Written problem: Go through the data below. Pull out every line that has the word "woman".

(Records from a data source)

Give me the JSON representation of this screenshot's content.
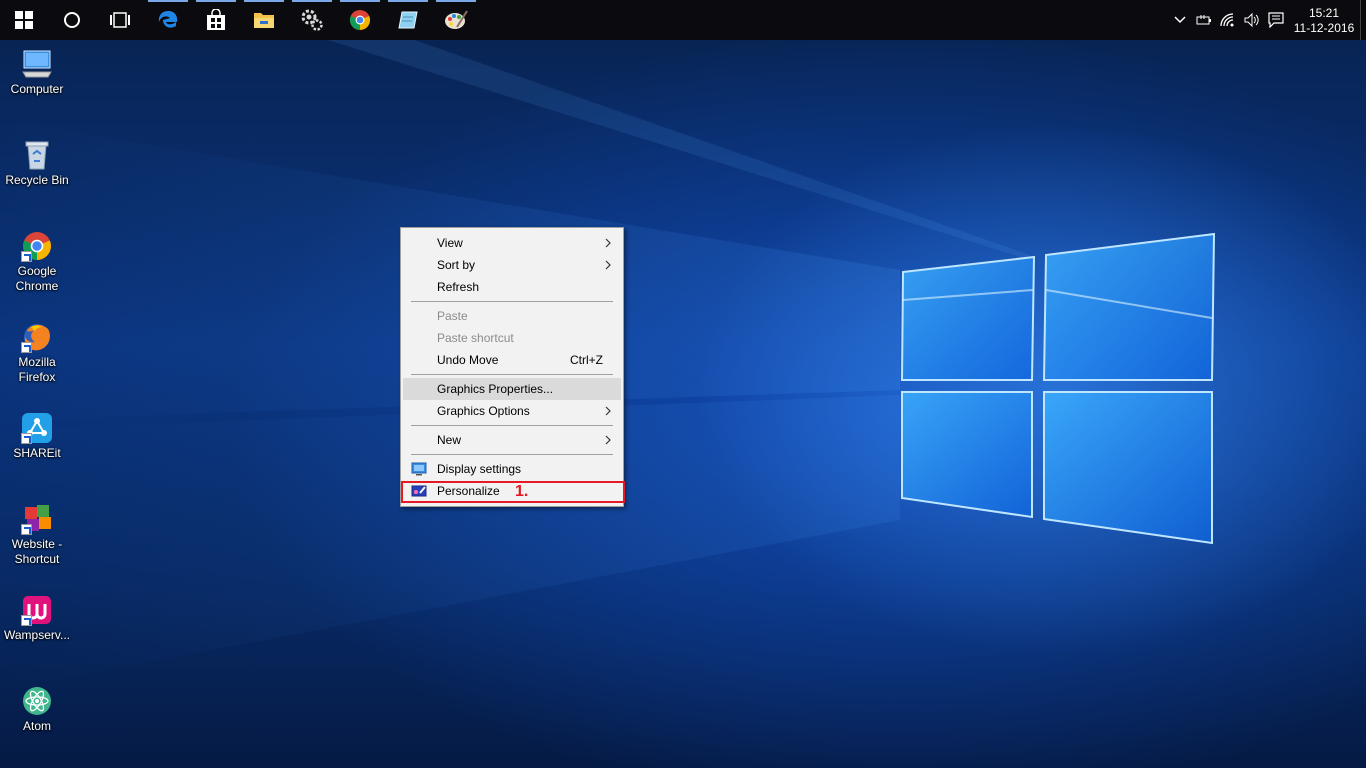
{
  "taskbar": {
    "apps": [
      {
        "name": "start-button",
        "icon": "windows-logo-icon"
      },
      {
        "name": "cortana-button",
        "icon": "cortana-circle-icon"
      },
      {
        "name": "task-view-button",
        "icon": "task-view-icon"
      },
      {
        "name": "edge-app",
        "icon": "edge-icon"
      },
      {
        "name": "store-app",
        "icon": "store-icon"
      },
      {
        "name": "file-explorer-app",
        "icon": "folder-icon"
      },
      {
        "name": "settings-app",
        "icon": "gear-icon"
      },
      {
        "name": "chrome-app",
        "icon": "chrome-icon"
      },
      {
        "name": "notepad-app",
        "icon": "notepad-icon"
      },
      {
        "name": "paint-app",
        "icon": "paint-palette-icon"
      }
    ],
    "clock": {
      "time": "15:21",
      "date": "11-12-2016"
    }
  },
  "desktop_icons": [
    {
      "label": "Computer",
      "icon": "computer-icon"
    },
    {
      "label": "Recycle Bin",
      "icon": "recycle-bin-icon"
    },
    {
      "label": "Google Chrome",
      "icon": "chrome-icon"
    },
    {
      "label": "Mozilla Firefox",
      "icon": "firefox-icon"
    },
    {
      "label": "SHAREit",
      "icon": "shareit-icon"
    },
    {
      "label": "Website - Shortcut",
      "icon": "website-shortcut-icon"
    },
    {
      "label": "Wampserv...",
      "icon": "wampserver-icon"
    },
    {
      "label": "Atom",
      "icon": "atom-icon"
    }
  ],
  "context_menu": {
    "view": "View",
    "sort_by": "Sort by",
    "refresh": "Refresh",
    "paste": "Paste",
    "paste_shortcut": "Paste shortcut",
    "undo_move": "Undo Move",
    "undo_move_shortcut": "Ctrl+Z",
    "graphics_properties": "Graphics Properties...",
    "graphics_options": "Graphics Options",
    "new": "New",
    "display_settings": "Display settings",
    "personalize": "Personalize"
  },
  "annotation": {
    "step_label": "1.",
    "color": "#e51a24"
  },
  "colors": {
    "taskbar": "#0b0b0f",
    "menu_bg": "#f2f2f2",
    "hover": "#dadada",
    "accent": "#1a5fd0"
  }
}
* * *
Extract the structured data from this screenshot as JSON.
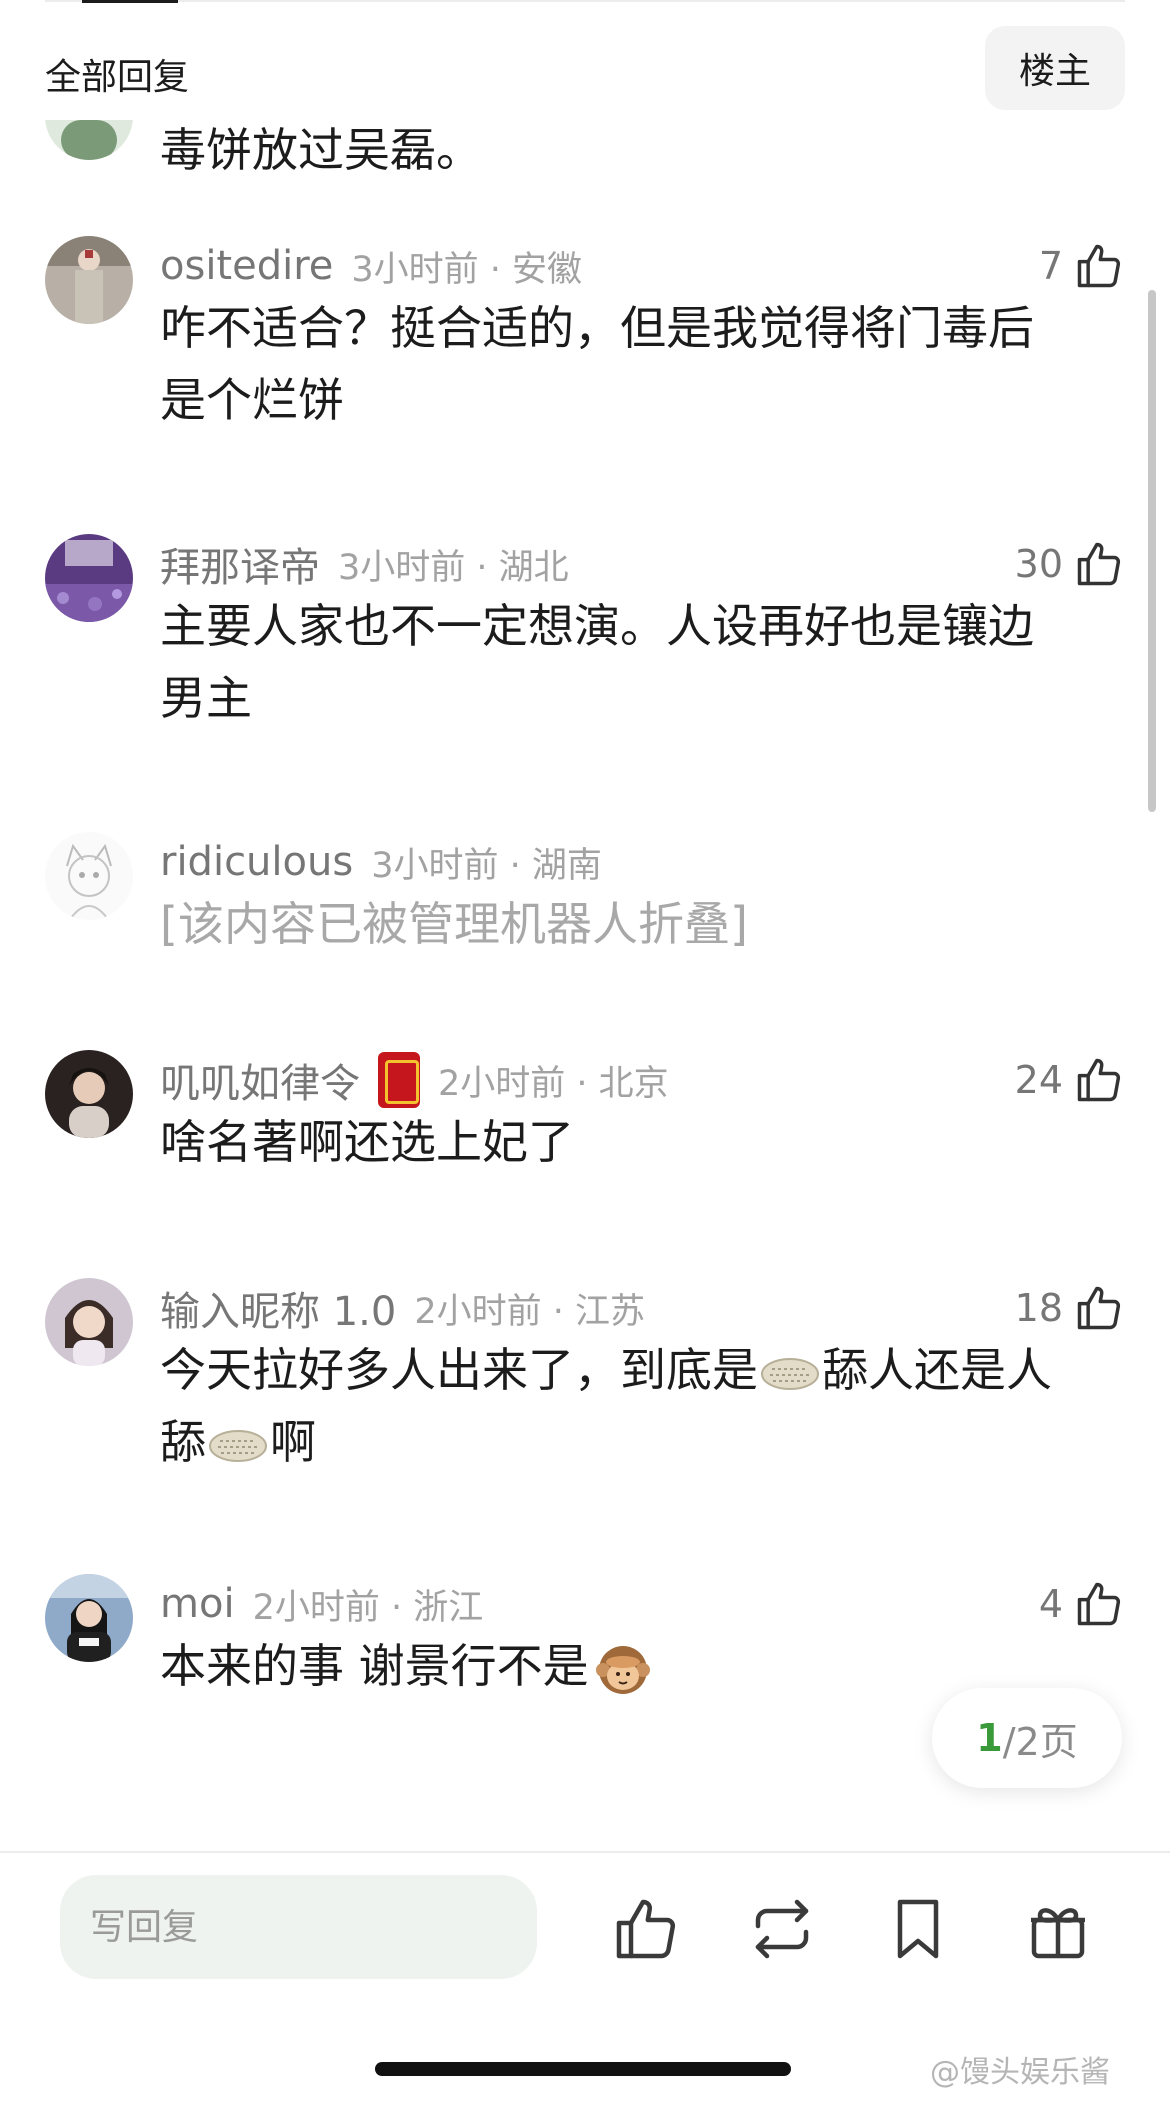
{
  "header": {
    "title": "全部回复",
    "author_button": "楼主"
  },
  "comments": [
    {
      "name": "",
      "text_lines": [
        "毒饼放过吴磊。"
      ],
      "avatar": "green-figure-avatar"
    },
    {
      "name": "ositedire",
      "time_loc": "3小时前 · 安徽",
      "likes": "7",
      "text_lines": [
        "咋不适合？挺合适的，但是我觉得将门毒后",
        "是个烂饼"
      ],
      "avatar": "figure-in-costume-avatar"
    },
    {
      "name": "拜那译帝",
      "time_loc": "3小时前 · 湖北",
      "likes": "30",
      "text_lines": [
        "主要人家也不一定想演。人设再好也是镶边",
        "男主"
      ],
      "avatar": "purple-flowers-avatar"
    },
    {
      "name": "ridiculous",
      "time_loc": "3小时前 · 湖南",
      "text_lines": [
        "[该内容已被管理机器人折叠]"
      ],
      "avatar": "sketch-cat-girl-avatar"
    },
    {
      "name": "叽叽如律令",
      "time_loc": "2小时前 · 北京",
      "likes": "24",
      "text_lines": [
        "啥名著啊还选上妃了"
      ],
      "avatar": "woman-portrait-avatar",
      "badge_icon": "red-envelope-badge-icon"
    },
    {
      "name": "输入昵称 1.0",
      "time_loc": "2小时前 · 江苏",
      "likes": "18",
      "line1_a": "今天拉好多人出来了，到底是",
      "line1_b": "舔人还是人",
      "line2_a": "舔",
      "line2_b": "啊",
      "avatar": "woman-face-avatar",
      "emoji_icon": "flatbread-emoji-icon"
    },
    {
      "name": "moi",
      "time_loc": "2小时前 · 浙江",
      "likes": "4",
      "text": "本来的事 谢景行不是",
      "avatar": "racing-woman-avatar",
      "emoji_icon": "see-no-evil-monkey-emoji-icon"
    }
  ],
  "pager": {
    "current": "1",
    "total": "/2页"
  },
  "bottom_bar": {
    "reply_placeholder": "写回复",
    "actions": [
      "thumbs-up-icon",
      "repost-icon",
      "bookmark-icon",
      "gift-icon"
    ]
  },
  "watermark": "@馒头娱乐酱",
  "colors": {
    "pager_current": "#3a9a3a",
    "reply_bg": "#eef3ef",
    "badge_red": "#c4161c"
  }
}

The answer:
      "avatar": "woman-portrait-avatar",
      "avatar": "woman-face-avatar",
      "avatar": "racing-woman-avatar",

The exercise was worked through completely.